Black Dog offers an hourly rate and a daily rate, but they are moving more and more to a project-based rate, catering to indie budgets. And their project rate is hard to beat. For a five-song EP, including pre-production, recording, overdubbing, tuning, and mixing, including one free revision of each song, Black Dog charges $1800. That usually consists of two days of basic recording and three days of overdubs. Plus, Melanie is an experienced vocal coach and can help artists with their vocals.
Black Dog’s goal is to offer an affordable package while ensuring the finished product is polished and professional sounding.
Sean Spence’s Blue Grotto is also a Carl Tatz-designed studio; Sean had it installed in the lower level of a house in a Brentwood subdivision when he moved to the Nashville area from South Africa. The Blue Grotto was a Mix Magazine Class of 2011 Award Winner, and it’s easy to see why. Sitting in the mixing engineer’s spot and listening to music through Tatz’s PhantomFocus monitoring system is an experience not to be duplicated in many studios – saying that the sound envelops you is not an exaggeration. A better listening environment would be hard to find anywhere.

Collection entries
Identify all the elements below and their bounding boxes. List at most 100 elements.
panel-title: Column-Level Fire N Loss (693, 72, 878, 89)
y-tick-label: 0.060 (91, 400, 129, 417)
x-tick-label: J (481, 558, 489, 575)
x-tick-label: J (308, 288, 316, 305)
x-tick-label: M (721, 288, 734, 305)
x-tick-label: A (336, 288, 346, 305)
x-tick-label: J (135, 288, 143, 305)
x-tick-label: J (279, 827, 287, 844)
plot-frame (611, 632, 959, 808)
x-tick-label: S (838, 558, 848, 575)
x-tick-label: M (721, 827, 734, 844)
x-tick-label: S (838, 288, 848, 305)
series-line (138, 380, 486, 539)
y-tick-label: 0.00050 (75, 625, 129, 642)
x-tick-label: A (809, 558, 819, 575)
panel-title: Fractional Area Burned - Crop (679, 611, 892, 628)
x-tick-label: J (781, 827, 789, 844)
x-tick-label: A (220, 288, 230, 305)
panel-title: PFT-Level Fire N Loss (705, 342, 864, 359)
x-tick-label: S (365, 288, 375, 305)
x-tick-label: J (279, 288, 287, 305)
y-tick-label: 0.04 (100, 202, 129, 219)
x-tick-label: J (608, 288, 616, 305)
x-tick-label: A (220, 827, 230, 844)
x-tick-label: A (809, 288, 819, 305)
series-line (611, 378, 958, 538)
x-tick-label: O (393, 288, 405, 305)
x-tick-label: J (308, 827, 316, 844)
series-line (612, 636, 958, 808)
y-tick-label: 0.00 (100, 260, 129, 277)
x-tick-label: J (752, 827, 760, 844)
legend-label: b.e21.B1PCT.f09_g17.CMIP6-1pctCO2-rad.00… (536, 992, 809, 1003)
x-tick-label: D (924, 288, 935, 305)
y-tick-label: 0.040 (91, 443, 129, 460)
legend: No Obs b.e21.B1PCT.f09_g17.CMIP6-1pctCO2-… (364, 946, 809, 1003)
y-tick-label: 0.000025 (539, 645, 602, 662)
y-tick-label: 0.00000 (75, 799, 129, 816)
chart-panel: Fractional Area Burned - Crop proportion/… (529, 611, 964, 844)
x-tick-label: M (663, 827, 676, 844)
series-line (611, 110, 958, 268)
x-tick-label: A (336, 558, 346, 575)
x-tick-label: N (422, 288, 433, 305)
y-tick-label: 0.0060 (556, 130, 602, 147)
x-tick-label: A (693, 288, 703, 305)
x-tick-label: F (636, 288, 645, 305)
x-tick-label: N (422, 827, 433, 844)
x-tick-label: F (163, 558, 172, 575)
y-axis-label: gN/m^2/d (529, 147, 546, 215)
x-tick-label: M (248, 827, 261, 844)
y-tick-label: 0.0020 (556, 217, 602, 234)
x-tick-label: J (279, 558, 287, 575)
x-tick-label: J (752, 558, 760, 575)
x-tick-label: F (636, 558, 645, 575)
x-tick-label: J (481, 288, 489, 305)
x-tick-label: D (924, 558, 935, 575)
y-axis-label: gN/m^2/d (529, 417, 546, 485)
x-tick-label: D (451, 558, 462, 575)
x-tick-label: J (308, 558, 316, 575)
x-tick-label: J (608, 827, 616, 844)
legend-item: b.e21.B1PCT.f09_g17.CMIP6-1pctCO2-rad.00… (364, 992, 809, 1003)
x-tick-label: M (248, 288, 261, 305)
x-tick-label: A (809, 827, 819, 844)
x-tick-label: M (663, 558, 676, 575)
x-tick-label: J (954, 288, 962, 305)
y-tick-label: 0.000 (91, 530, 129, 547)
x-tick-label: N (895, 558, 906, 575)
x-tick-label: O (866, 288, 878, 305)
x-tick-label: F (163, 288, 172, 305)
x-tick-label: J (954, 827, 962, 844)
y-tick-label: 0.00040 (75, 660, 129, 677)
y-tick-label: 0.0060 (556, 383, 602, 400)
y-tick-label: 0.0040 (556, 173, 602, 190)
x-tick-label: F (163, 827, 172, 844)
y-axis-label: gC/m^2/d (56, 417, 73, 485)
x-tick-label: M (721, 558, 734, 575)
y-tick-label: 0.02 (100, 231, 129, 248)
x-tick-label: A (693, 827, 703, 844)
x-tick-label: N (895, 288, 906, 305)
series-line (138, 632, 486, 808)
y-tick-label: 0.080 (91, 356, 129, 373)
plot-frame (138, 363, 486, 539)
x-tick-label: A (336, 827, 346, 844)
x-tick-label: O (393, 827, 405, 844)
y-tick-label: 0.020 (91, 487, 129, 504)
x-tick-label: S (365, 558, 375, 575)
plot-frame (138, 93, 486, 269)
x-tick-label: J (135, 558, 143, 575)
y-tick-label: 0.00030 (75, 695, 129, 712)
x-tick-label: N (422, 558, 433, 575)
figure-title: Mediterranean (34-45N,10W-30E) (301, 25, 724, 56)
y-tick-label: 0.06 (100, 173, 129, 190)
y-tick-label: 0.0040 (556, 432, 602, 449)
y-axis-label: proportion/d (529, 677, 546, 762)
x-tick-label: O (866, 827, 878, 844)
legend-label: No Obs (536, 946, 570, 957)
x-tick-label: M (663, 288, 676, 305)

● ABOUT THIS EXERCISE
Repeat the studio passage word for word between "Black Dog offers" and "with their vocals.", inclusive. None of the items are required for this work.

● EXERCISE SOLUTION
Black Dog offers an hourly rate and a daily rate, but they are moving more and more to a project-based rate, catering to indie budgets. And their project rate is hard to beat. For a five-song EP, including pre-production, recording, overdubbing, tuning, and mixing, including one free revision of each song, Black Dog charges $1800. That usually consists of two days of basic recording and three days of overdubs. Plus, Melanie is an experienced vocal coach and can help artists with their vocals.